'''

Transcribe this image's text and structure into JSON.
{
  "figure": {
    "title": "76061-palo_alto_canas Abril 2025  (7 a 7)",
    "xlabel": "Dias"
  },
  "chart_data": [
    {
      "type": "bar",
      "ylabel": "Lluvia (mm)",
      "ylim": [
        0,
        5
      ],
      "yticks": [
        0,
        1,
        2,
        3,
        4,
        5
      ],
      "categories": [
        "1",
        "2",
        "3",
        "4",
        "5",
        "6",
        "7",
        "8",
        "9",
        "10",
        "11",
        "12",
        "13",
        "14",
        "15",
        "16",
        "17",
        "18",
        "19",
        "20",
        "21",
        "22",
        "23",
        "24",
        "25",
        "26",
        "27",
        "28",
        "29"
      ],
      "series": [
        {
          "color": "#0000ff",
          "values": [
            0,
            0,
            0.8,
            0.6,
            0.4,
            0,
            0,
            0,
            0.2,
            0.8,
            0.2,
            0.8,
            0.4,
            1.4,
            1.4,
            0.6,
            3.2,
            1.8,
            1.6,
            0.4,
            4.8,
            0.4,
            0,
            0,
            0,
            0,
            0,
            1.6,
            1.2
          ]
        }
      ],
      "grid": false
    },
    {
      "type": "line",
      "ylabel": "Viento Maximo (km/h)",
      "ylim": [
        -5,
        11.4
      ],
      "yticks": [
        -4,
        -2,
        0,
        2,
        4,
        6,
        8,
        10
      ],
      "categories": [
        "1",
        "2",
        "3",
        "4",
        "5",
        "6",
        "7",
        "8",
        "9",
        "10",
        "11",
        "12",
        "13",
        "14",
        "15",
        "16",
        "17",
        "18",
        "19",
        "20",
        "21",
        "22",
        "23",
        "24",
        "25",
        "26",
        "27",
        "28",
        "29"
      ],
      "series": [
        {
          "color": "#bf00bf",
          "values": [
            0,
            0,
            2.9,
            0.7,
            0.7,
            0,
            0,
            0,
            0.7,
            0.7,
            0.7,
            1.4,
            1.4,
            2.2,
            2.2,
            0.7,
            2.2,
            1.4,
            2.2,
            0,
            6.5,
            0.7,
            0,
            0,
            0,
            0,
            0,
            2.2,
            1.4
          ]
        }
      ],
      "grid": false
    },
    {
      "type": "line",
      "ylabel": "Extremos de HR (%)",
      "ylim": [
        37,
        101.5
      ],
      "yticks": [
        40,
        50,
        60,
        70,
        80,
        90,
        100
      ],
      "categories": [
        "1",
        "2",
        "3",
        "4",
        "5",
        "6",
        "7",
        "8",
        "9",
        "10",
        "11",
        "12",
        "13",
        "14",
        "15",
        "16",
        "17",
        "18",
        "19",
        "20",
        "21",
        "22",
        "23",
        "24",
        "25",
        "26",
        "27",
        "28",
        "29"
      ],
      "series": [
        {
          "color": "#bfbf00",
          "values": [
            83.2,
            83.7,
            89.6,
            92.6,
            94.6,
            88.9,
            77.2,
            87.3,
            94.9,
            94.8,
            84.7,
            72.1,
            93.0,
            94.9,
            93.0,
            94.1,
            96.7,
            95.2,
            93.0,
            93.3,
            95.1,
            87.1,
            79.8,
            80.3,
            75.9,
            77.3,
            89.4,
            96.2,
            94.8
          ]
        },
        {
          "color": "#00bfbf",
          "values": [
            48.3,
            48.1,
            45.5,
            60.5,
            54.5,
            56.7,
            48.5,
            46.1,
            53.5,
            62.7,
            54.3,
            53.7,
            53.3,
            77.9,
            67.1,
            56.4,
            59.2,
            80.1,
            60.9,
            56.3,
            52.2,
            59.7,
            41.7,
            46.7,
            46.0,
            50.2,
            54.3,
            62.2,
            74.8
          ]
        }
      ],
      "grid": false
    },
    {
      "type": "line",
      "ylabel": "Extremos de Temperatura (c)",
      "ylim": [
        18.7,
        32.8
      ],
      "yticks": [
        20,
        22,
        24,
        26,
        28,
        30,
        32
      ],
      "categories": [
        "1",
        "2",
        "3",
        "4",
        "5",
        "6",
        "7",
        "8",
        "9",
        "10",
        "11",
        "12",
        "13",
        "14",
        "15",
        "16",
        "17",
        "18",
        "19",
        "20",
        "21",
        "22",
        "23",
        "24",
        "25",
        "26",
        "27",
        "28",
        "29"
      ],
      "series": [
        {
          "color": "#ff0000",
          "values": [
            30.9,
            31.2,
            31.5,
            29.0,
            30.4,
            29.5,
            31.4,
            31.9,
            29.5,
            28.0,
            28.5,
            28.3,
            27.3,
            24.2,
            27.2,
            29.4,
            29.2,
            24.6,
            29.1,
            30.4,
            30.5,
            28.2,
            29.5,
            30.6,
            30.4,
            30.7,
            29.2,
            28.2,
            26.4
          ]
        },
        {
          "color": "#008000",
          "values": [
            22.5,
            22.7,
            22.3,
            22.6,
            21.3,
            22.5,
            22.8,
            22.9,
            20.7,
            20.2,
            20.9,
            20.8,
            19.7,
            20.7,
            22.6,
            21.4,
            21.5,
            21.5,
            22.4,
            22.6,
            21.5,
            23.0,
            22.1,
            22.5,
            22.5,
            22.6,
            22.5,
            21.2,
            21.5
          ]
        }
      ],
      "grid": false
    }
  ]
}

'''

Make a copy of each line that contains the string "Extremos".

      "ylabel": "Extremos de HR (%)",
      "ylabel": "Extremos de Temperatura (c)",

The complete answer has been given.